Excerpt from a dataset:

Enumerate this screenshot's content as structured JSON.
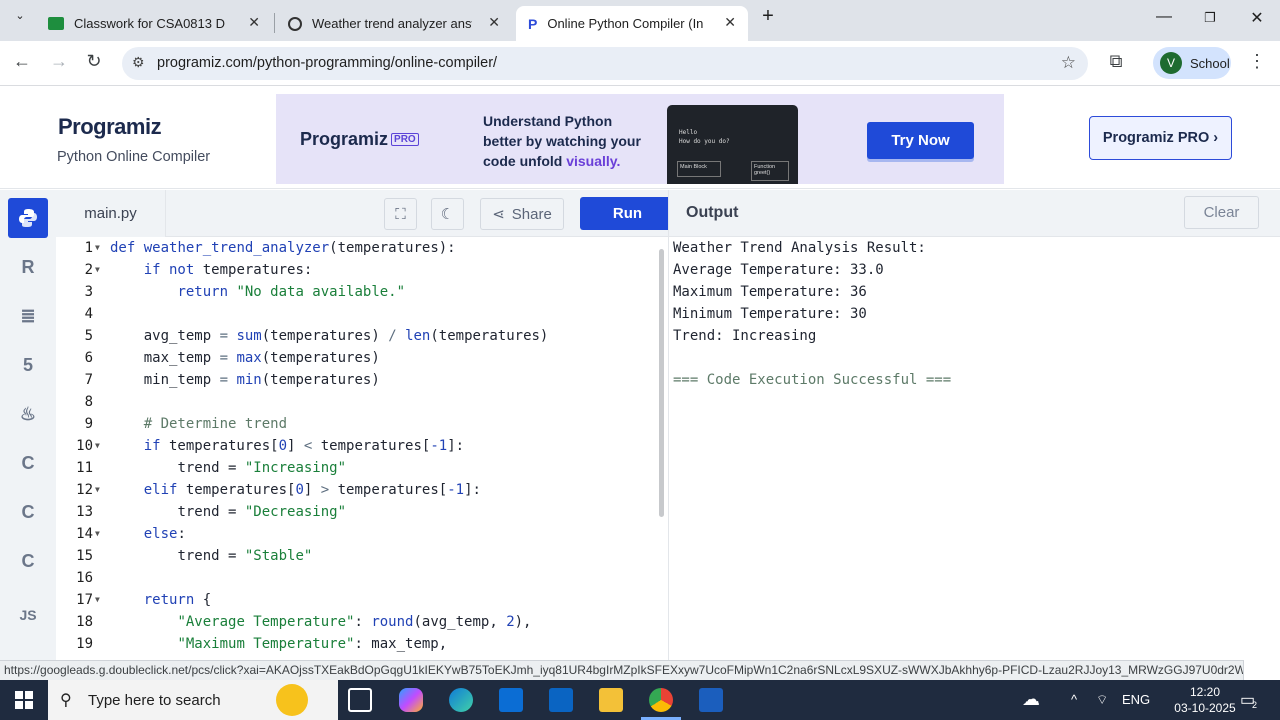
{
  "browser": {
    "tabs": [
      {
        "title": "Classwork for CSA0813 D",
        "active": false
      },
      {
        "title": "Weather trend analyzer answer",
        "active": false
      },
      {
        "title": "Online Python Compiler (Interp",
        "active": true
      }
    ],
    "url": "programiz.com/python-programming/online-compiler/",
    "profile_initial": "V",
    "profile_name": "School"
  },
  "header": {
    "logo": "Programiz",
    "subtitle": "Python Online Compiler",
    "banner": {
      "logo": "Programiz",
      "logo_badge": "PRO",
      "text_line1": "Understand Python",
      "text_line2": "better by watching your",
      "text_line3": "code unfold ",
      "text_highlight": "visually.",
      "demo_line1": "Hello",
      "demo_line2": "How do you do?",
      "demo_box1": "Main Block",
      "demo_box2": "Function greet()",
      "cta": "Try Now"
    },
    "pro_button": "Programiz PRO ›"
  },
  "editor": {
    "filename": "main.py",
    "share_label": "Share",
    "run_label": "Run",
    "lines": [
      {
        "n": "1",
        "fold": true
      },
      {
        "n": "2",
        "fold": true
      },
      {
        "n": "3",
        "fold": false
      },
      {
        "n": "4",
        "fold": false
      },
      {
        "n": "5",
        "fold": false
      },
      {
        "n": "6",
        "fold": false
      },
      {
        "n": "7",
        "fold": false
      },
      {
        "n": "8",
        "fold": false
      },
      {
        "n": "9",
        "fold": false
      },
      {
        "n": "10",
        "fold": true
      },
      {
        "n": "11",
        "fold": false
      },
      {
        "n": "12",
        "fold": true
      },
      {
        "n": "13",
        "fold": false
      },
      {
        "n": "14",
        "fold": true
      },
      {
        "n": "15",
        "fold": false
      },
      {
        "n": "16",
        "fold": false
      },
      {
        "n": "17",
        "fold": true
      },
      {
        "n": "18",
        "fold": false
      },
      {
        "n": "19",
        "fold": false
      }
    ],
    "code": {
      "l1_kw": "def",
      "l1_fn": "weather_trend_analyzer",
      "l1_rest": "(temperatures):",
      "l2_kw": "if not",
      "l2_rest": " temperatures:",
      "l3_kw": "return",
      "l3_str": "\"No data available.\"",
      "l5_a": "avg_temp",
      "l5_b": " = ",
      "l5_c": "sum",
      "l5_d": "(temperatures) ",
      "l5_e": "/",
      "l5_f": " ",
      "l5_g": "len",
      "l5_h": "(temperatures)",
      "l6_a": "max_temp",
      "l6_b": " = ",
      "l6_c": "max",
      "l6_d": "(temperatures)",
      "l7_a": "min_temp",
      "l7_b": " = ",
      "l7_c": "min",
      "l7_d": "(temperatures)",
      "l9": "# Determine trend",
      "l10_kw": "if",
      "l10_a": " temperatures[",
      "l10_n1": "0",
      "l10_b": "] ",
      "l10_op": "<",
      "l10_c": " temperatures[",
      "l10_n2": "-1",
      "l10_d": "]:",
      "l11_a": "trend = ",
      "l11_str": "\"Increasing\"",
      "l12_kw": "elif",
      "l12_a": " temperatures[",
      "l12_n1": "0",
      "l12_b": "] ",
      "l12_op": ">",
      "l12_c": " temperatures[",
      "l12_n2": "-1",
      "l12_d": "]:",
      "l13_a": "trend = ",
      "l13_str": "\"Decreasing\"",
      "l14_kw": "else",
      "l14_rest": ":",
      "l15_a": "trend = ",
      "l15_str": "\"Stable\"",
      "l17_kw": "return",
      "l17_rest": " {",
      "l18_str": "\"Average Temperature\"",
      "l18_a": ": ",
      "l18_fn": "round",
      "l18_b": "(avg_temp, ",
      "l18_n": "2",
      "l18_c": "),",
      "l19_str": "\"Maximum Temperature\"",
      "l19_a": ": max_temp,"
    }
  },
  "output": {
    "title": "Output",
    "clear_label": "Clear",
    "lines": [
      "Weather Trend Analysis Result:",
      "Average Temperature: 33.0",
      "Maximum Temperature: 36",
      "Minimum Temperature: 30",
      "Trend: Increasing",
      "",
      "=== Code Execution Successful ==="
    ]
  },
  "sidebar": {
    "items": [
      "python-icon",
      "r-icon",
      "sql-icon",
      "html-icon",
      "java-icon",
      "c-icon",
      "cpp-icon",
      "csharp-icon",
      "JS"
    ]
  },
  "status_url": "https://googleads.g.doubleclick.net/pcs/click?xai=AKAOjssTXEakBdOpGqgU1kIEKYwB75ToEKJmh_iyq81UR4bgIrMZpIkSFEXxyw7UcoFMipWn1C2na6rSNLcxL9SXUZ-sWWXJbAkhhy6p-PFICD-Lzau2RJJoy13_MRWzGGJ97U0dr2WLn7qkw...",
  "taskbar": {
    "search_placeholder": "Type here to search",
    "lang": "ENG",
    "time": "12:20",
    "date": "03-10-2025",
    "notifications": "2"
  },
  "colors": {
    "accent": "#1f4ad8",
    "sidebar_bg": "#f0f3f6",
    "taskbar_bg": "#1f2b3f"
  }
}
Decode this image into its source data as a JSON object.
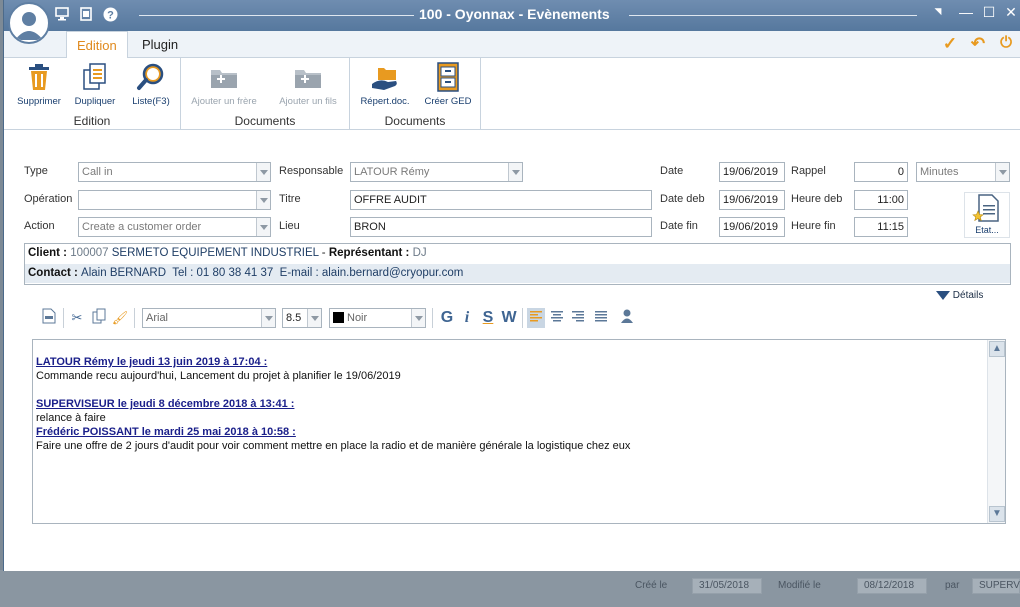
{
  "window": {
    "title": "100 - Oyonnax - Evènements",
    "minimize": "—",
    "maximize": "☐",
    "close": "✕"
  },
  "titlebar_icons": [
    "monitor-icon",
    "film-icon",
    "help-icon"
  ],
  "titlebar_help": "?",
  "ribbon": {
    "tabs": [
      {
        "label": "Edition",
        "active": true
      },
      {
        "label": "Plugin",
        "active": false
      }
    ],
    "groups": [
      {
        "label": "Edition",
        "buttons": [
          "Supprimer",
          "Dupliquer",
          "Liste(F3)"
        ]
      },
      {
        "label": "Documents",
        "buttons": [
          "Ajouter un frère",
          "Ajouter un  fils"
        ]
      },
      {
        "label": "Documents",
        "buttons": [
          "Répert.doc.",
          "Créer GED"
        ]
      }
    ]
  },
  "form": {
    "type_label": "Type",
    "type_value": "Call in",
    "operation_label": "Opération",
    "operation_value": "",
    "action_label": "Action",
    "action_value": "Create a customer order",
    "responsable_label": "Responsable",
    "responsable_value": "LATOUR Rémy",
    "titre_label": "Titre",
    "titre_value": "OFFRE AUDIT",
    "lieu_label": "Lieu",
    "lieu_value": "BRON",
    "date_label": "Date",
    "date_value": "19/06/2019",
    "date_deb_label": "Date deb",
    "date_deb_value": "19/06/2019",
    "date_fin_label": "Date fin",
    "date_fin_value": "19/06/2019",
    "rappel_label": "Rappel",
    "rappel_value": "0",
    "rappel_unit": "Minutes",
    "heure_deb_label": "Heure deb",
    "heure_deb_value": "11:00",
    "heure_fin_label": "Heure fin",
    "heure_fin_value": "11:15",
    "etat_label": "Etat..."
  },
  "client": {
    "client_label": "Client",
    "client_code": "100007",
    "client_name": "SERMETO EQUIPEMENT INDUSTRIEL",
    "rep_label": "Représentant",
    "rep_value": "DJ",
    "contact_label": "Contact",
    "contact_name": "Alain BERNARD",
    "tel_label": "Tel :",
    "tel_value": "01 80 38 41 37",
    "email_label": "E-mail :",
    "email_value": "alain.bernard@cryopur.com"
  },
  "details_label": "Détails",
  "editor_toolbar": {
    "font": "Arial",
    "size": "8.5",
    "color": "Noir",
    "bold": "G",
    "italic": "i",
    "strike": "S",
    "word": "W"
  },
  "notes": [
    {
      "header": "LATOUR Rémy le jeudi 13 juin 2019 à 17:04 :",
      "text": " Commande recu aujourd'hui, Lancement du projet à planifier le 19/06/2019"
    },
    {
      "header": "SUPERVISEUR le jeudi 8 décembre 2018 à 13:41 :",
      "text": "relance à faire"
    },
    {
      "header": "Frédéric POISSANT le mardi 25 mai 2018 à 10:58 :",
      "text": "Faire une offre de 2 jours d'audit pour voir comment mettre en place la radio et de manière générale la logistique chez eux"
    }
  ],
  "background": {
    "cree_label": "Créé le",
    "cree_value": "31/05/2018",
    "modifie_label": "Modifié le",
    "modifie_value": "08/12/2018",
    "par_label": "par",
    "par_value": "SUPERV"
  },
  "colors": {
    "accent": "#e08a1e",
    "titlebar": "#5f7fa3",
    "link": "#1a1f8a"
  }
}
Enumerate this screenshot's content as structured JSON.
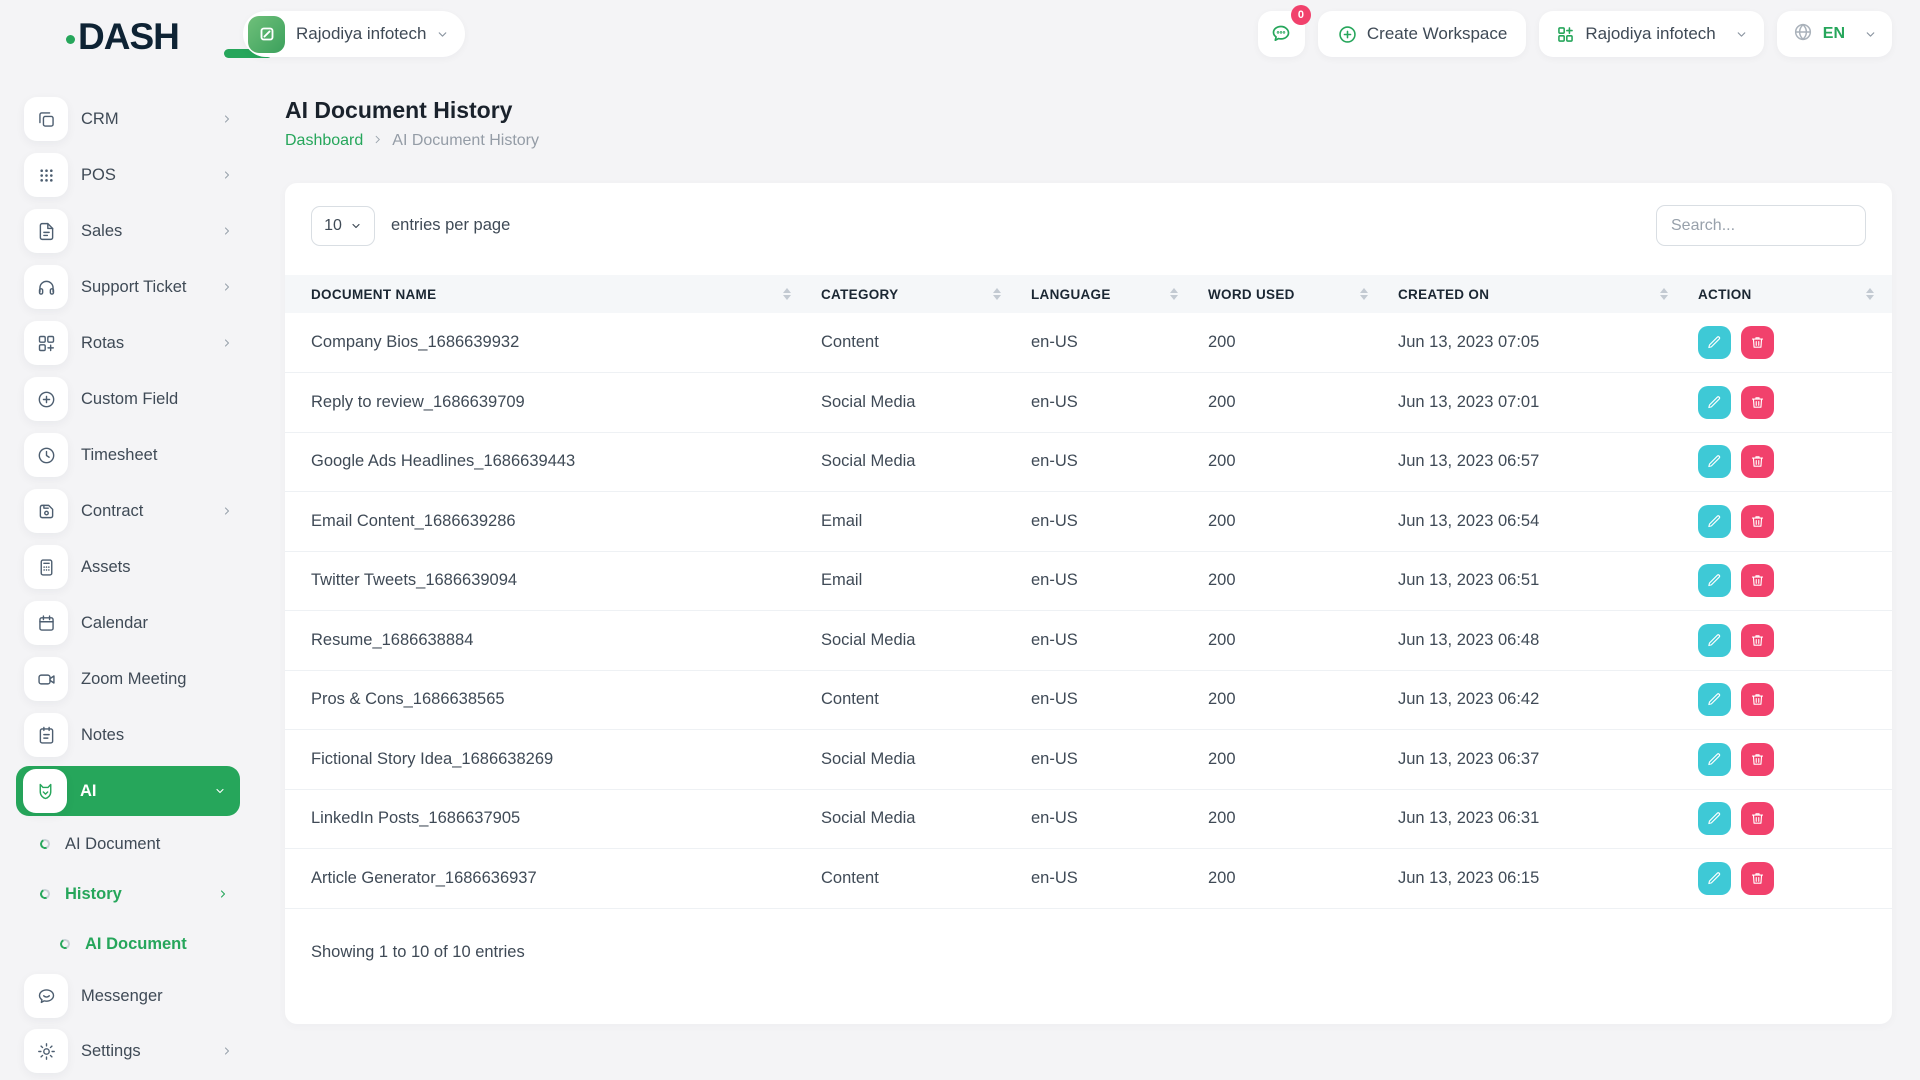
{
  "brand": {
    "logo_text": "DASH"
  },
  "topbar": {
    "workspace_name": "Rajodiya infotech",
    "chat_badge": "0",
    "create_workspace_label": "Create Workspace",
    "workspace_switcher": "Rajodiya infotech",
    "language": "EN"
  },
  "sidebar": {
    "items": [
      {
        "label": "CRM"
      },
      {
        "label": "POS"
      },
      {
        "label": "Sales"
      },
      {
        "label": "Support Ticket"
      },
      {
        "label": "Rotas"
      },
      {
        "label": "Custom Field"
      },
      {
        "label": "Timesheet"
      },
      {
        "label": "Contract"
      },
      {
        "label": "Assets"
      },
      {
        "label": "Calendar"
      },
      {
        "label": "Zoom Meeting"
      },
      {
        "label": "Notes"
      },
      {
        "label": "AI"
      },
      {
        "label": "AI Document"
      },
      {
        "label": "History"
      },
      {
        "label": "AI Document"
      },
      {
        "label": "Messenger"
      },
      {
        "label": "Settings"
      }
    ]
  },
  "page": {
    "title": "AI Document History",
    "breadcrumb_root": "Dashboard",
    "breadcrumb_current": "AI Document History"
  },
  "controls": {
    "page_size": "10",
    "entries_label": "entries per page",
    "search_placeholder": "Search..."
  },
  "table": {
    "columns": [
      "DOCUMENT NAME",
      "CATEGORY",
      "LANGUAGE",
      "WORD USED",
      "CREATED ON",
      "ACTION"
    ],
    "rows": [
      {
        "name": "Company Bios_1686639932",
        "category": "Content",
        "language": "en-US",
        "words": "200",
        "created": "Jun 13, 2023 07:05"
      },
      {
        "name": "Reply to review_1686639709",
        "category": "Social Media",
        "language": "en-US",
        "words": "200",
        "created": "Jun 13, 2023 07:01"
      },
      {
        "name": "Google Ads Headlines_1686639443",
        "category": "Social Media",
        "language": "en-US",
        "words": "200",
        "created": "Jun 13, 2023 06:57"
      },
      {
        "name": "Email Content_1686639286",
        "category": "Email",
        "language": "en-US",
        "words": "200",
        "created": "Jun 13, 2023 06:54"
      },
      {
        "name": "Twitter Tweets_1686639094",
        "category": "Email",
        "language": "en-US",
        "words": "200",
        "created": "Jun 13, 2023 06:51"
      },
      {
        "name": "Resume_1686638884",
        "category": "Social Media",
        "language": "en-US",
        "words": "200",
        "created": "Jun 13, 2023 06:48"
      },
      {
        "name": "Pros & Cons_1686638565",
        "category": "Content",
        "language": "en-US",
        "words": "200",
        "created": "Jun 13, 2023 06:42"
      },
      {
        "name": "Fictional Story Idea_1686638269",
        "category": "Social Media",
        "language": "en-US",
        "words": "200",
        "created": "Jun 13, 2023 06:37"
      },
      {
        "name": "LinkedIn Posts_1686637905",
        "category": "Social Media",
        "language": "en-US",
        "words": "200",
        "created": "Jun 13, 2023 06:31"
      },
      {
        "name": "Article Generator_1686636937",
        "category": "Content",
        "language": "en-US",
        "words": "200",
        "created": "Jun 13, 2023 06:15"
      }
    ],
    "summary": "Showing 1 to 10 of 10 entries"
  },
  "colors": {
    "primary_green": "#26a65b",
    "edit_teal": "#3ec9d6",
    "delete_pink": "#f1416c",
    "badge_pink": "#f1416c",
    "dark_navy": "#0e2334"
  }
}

WHAT TO PRODUCE: Find the lines above that include the string "entries" and copy them.

RESULT FOR THIS EXERCISE:
    "entries_label": "entries per page",
    "summary": "Showing 1 to 10 of 10 entries"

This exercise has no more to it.